--- Exercise data ---

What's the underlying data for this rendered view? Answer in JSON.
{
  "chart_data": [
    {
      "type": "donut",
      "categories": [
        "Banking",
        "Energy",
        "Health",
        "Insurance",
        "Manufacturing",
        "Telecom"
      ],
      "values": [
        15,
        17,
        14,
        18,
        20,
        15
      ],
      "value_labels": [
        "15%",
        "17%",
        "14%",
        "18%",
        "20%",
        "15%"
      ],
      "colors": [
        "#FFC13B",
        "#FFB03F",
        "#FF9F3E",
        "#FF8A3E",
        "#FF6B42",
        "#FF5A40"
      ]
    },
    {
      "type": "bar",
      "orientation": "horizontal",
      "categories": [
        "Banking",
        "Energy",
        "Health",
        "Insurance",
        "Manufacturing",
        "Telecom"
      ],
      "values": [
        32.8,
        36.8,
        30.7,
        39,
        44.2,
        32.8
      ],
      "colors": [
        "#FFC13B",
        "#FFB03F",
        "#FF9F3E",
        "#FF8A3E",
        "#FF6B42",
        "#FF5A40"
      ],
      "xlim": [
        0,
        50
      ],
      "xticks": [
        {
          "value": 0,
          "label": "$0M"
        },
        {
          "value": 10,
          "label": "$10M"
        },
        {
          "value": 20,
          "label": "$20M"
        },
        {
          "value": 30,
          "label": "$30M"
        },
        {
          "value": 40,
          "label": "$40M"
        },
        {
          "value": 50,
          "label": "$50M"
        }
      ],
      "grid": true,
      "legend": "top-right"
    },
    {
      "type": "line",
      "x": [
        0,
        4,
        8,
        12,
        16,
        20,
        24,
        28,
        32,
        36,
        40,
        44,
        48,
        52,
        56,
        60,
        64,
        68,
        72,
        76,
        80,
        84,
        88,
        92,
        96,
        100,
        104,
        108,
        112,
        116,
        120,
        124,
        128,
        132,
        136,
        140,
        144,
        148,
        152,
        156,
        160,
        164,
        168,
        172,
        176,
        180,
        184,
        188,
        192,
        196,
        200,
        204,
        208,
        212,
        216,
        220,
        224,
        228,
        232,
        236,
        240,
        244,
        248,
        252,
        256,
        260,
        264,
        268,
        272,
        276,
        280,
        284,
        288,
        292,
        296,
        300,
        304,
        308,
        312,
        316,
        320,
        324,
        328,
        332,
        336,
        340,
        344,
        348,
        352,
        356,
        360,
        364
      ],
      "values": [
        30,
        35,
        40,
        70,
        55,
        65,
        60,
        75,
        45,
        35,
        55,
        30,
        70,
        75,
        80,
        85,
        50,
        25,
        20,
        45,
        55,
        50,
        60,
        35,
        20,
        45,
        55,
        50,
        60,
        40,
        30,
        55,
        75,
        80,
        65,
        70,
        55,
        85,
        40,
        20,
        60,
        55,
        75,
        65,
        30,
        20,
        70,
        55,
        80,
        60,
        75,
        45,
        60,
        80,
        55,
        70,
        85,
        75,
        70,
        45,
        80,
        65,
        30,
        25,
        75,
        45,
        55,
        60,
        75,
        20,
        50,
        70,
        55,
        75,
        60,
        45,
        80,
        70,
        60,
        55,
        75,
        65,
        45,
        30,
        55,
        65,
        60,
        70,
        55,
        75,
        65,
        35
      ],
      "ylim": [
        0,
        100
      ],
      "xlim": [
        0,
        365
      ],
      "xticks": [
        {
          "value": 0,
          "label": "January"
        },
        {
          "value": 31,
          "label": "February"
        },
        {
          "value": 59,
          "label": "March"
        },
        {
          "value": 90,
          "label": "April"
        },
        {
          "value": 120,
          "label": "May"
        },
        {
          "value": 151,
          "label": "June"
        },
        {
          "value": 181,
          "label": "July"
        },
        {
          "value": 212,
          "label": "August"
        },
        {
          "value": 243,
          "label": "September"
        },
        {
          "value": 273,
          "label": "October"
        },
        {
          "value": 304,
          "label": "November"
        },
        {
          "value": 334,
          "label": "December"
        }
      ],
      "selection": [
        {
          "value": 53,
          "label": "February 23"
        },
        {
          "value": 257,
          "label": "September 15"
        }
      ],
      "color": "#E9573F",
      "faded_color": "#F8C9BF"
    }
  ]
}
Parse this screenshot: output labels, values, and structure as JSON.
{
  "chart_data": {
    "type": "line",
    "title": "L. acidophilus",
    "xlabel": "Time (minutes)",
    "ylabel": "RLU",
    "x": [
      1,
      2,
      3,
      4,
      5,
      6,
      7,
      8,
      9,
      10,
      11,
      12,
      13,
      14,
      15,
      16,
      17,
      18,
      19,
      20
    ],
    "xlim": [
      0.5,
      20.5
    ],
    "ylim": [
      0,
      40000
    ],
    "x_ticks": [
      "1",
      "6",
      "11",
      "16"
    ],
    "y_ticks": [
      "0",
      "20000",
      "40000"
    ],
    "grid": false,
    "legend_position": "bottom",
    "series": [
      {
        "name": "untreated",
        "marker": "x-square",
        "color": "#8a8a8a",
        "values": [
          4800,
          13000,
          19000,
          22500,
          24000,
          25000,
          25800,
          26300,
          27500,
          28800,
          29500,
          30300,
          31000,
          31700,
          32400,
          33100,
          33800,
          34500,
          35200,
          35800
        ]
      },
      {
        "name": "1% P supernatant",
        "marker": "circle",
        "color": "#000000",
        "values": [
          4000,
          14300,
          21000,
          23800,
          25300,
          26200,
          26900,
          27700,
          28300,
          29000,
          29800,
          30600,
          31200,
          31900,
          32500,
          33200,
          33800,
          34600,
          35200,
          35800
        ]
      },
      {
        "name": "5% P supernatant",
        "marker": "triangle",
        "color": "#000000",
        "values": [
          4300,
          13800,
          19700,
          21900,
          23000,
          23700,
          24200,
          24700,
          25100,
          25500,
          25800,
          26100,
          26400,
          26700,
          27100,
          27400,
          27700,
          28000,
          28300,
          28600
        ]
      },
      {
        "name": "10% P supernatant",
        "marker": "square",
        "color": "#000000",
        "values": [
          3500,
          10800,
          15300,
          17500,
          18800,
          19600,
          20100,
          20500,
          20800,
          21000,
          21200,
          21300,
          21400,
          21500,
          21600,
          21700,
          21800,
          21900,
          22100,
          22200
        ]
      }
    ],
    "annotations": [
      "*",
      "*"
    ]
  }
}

---

Direction » Write the data from above out again, exactly.

The result »
What's the underlying data for this rendered view? Answer in JSON.
{
  "chart_data": [
    {
      "type": "donut",
      "categories": [
        "Banking",
        "Energy",
        "Health",
        "Insurance",
        "Manufacturing",
        "Telecom"
      ],
      "values": [
        15,
        17,
        14,
        18,
        20,
        15
      ],
      "value_labels": [
        "15%",
        "17%",
        "14%",
        "18%",
        "20%",
        "15%"
      ],
      "colors": [
        "#FFC13B",
        "#FFB03F",
        "#FF9F3E",
        "#FF8A3E",
        "#FF6B42",
        "#FF5A40"
      ]
    },
    {
      "type": "bar",
      "orientation": "horizontal",
      "categories": [
        "Banking",
        "Energy",
        "Health",
        "Insurance",
        "Manufacturing",
        "Telecom"
      ],
      "values": [
        32.8,
        36.8,
        30.7,
        39,
        44.2,
        32.8
      ],
      "colors": [
        "#FFC13B",
        "#FFB03F",
        "#FF9F3E",
        "#FF8A3E",
        "#FF6B42",
        "#FF5A40"
      ],
      "xlim": [
        0,
        50
      ],
      "xticks": [
        {
          "value": 0,
          "label": "$0M"
        },
        {
          "value": 10,
          "label": "$10M"
        },
        {
          "value": 20,
          "label": "$20M"
        },
        {
          "value": 30,
          "label": "$30M"
        },
        {
          "value": 40,
          "label": "$40M"
        },
        {
          "value": 50,
          "label": "$50M"
        }
      ],
      "grid": true,
      "legend": "top-right"
    },
    {
      "type": "line",
      "x": [
        0,
        4,
        8,
        12,
        16,
        20,
        24,
        28,
        32,
        36,
        40,
        44,
        48,
        52,
        56,
        60,
        64,
        68,
        72,
        76,
        80,
        84,
        88,
        92,
        96,
        100,
        104,
        108,
        112,
        116,
        120,
        124,
        128,
        132,
        136,
        140,
        144,
        148,
        152,
        156,
        160,
        164,
        168,
        172,
        176,
        180,
        184,
        188,
        192,
        196,
        200,
        204,
        208,
        212,
        216,
        220,
        224,
        228,
        232,
        236,
        240,
        244,
        248,
        252,
        256,
        260,
        264,
        268,
        272,
        276,
        280,
        284,
        288,
        292,
        296,
        300,
        304,
        308,
        312,
        316,
        320,
        324,
        328,
        332,
        336,
        340,
        344,
        348,
        352,
        356,
        360,
        364
      ],
      "values": [
        30,
        35,
        40,
        70,
        55,
        65,
        60,
        75,
        45,
        35,
        55,
        30,
        70,
        75,
        80,
        85,
        50,
        25,
        20,
        45,
        55,
        50,
        60,
        35,
        20,
        45,
        55,
        50,
        60,
        40,
        30,
        55,
        75,
        80,
        65,
        70,
        55,
        85,
        40,
        20,
        60,
        55,
        75,
        65,
        30,
        20,
        70,
        55,
        80,
        60,
        75,
        45,
        60,
        80,
        55,
        70,
        85,
        75,
        70,
        45,
        80,
        65,
        30,
        25,
        75,
        45,
        55,
        60,
        75,
        20,
        50,
        70,
        55,
        75,
        60,
        45,
        80,
        70,
        60,
        55,
        75,
        65,
        45,
        30,
        55,
        65,
        60,
        70,
        55,
        75,
        65,
        35
      ],
      "ylim": [
        0,
        100
      ],
      "xlim": [
        0,
        365
      ],
      "xticks": [
        {
          "value": 0,
          "label": "January"
        },
        {
          "value": 31,
          "label": "February"
        },
        {
          "value": 59,
          "label": "March"
        },
        {
          "value": 90,
          "label": "April"
        },
        {
          "value": 120,
          "label": "May"
        },
        {
          "value": 151,
          "label": "June"
        },
        {
          "value": 181,
          "label": "July"
        },
        {
          "value": 212,
          "label": "August"
        },
        {
          "value": 243,
          "label": "September"
        },
        {
          "value": 273,
          "label": "October"
        },
        {
          "value": 304,
          "label": "November"
        },
        {
          "value": 334,
          "label": "December"
        }
      ],
      "selection": [
        {
          "value": 53,
          "label": "February 23"
        },
        {
          "value": 257,
          "label": "September 15"
        }
      ],
      "color": "#E9573F",
      "faded_color": "#F8C9BF"
    }
  ]
}
Parse this screenshot: output labels, values, and structure as JSON.
{
  "chart_data": {
    "type": "line",
    "title": "L. acidophilus",
    "xlabel": "Time (minutes)",
    "ylabel": "RLU",
    "x": [
      1,
      2,
      3,
      4,
      5,
      6,
      7,
      8,
      9,
      10,
      11,
      12,
      13,
      14,
      15,
      16,
      17,
      18,
      19,
      20
    ],
    "xlim": [
      0.5,
      20.5
    ],
    "ylim": [
      0,
      40000
    ],
    "x_ticks": [
      "1",
      "6",
      "11",
      "16"
    ],
    "y_ticks": [
      "0",
      "20000",
      "40000"
    ],
    "grid": false,
    "legend_position": "bottom",
    "series": [
      {
        "name": "untreated",
        "marker": "x-square",
        "color": "#8a8a8a",
        "values": [
          4800,
          13000,
          19000,
          22500,
          24000,
          25000,
          25800,
          26300,
          27500,
          28800,
          29500,
          30300,
          31000,
          31700,
          32400,
          33100,
          33800,
          34500,
          35200,
          35800
        ]
      },
      {
        "name": "1% P supernatant",
        "marker": "circle",
        "color": "#000000",
        "values": [
          4000,
          14300,
          21000,
          23800,
          25300,
          26200,
          26900,
          27700,
          28300,
          29000,
          29800,
          30600,
          31200,
          31900,
          32500,
          33200,
          33800,
          34600,
          35200,
          35800
        ]
      },
      {
        "name": "5% P supernatant",
        "marker": "triangle",
        "color": "#000000",
        "values": [
          4300,
          13800,
          19700,
          21900,
          23000,
          23700,
          24200,
          24700,
          25100,
          25500,
          25800,
          26100,
          26400,
          26700,
          27100,
          27400,
          27700,
          28000,
          28300,
          28600
        ]
      },
      {
        "name": "10% P supernatant",
        "marker": "square",
        "color": "#000000",
        "values": [
          3500,
          10800,
          15300,
          17500,
          18800,
          19600,
          20100,
          20500,
          20800,
          21000,
          21200,
          21300,
          21400,
          21500,
          21600,
          21700,
          21800,
          21900,
          22100,
          22200
        ]
      }
    ],
    "annotations": [
      "*",
      "*"
    ]
  }
}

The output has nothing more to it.